> [PROMPT]:
Work out the number of lines with the word "Length" in the material below, then reply with that number only.

> [EXTRACTED RECORDS]:
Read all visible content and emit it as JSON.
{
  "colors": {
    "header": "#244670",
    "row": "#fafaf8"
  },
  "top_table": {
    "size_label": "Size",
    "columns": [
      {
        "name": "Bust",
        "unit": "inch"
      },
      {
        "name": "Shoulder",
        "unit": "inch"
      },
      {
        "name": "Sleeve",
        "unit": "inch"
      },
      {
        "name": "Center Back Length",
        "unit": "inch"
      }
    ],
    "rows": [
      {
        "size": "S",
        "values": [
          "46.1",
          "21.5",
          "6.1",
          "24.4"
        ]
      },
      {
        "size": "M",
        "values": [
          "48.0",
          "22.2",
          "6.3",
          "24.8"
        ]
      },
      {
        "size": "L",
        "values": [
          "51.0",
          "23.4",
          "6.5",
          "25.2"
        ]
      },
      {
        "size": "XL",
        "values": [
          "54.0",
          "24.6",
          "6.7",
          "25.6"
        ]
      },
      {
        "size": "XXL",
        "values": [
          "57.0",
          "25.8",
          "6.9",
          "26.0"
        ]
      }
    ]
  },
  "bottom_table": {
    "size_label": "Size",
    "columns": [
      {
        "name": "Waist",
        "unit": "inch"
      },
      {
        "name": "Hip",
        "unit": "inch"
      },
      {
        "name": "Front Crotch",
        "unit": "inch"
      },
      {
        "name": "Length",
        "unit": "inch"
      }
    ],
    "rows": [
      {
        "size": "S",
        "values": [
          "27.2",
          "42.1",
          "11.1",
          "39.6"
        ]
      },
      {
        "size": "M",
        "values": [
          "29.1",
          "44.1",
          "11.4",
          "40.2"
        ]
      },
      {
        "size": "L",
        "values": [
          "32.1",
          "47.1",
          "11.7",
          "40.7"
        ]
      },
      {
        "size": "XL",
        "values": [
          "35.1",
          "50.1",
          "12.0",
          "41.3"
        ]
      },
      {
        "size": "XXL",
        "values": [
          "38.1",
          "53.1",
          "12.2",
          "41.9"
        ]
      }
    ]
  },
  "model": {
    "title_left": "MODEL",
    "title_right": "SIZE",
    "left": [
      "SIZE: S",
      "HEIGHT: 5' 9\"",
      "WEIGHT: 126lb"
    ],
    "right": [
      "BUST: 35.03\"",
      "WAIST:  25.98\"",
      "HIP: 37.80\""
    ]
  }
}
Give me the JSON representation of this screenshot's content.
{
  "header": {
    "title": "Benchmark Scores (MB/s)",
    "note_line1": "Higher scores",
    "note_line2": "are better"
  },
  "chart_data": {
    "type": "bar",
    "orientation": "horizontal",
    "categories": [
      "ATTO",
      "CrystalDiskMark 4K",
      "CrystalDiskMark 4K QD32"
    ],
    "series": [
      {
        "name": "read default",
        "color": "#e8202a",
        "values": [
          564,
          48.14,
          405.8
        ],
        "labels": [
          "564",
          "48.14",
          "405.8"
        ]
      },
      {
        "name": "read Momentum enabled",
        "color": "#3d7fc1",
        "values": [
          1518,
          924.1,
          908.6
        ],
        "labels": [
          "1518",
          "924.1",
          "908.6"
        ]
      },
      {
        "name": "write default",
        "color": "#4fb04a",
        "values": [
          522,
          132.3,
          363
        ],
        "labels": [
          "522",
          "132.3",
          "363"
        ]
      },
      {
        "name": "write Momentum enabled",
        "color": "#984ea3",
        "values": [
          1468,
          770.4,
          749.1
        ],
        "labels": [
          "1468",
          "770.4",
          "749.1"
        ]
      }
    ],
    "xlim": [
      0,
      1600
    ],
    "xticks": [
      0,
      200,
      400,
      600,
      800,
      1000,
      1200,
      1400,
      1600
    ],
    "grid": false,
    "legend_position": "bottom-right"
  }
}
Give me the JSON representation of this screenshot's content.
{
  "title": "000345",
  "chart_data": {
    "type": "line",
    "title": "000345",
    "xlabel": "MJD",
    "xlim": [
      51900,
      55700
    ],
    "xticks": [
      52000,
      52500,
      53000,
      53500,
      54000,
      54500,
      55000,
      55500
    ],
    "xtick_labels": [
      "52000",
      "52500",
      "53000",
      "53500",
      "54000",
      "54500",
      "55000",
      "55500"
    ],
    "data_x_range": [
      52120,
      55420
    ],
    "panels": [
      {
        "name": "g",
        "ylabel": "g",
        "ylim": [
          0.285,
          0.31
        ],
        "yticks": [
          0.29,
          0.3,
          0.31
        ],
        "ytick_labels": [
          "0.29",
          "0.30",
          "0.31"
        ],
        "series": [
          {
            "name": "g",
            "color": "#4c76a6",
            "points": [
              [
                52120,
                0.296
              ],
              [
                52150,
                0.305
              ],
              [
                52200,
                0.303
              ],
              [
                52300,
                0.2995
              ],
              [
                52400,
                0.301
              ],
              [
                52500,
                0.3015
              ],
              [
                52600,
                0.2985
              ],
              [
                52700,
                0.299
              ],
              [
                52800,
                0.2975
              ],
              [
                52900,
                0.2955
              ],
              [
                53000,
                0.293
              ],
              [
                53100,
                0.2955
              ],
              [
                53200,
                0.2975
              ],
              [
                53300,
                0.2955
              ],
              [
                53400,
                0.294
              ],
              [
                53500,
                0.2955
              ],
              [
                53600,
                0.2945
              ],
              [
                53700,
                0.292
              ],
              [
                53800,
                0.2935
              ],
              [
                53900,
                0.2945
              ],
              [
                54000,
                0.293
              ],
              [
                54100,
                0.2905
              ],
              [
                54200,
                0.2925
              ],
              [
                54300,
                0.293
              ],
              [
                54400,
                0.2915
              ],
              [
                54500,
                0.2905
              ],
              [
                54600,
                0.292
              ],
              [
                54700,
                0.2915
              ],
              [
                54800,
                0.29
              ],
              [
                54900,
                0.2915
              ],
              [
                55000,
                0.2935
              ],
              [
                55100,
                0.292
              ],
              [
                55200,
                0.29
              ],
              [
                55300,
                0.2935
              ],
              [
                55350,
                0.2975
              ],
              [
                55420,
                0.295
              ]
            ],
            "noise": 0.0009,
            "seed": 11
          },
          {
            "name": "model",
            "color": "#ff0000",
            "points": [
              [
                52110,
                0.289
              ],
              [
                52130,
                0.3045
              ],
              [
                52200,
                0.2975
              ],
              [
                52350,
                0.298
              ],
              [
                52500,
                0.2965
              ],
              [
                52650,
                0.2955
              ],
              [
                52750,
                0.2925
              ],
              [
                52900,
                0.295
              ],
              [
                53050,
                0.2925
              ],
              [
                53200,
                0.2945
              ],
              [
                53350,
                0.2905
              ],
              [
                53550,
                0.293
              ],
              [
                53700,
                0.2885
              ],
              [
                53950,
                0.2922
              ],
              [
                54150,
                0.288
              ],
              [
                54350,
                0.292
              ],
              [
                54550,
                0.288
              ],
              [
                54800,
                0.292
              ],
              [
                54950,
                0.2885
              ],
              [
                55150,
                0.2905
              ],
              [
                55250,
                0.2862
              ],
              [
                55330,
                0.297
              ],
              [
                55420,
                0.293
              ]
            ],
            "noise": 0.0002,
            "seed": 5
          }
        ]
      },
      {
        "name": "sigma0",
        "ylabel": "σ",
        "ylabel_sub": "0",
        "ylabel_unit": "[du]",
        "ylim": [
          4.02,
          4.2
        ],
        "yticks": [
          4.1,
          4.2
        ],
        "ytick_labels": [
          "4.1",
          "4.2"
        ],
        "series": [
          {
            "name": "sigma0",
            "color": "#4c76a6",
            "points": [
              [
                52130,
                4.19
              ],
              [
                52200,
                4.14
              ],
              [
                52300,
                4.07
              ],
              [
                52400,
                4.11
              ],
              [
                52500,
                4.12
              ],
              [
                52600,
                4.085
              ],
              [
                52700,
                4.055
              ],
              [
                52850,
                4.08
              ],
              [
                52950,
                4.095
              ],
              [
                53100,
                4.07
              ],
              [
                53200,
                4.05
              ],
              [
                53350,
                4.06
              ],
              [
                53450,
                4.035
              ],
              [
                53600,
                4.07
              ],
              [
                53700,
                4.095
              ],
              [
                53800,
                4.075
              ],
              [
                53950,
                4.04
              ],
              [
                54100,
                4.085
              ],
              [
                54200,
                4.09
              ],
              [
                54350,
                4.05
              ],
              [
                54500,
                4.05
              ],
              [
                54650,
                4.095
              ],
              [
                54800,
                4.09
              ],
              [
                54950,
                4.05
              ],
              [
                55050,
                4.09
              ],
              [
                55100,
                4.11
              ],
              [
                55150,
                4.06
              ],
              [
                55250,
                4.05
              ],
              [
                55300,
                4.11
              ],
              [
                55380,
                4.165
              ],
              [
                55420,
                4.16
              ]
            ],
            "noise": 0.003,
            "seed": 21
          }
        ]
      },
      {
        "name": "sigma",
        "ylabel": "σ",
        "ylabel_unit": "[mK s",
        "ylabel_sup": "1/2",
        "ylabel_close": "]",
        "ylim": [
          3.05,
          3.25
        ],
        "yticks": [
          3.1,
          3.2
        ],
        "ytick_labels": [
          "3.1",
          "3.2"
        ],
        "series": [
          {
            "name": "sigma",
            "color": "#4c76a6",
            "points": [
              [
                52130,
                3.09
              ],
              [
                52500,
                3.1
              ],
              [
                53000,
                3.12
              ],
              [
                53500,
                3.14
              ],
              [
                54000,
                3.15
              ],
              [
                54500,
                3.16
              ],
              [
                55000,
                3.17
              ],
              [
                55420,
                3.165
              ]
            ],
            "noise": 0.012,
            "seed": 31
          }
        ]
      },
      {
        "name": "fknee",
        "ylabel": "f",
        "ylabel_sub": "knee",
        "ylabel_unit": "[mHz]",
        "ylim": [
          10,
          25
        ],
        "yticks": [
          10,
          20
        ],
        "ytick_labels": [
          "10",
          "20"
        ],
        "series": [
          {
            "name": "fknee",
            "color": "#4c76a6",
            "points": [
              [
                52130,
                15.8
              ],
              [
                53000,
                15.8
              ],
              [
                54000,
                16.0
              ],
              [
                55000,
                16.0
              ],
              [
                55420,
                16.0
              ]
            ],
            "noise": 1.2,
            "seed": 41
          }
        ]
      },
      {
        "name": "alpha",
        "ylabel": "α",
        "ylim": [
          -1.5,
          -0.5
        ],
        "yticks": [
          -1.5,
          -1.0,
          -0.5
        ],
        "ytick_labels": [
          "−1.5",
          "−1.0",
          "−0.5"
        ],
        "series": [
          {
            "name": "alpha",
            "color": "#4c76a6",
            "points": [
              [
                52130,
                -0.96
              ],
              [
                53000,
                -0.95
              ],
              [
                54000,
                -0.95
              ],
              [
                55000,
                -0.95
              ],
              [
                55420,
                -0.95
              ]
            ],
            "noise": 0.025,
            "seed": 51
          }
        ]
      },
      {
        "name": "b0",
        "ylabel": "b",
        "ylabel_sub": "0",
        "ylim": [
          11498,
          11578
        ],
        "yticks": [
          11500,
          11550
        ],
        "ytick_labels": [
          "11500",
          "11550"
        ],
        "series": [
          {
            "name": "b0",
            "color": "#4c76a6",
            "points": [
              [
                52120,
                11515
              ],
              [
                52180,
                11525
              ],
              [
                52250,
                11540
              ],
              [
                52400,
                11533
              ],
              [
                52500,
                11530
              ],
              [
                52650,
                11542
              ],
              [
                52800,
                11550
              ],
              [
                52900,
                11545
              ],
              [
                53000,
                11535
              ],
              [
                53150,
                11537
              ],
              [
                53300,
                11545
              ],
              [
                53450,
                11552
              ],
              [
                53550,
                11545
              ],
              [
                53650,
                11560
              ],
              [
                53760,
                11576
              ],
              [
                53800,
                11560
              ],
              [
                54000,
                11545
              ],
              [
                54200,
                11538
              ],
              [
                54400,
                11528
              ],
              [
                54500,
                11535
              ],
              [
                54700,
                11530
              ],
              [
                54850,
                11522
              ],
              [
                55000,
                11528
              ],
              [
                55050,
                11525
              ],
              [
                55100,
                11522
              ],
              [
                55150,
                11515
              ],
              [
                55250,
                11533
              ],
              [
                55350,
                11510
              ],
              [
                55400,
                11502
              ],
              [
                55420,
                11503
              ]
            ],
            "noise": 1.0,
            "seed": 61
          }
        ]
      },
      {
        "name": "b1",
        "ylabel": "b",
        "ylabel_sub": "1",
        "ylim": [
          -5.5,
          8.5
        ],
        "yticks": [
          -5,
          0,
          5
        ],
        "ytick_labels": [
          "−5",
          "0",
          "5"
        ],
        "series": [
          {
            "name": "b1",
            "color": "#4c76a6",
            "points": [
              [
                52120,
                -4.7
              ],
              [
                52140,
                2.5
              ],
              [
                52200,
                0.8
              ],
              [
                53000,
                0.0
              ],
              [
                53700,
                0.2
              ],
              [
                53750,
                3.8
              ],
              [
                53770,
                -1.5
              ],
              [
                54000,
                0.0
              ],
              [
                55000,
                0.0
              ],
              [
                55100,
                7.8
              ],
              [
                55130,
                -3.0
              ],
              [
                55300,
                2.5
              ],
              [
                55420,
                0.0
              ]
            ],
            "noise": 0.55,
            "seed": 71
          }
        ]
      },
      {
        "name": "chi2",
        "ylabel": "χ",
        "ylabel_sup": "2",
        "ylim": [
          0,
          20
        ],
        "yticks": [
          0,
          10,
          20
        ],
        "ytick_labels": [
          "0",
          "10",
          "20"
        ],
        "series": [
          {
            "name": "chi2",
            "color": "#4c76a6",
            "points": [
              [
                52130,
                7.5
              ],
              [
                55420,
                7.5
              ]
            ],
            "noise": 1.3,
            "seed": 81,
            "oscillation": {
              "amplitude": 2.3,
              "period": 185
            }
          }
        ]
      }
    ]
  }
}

> [SOLUTION]:
2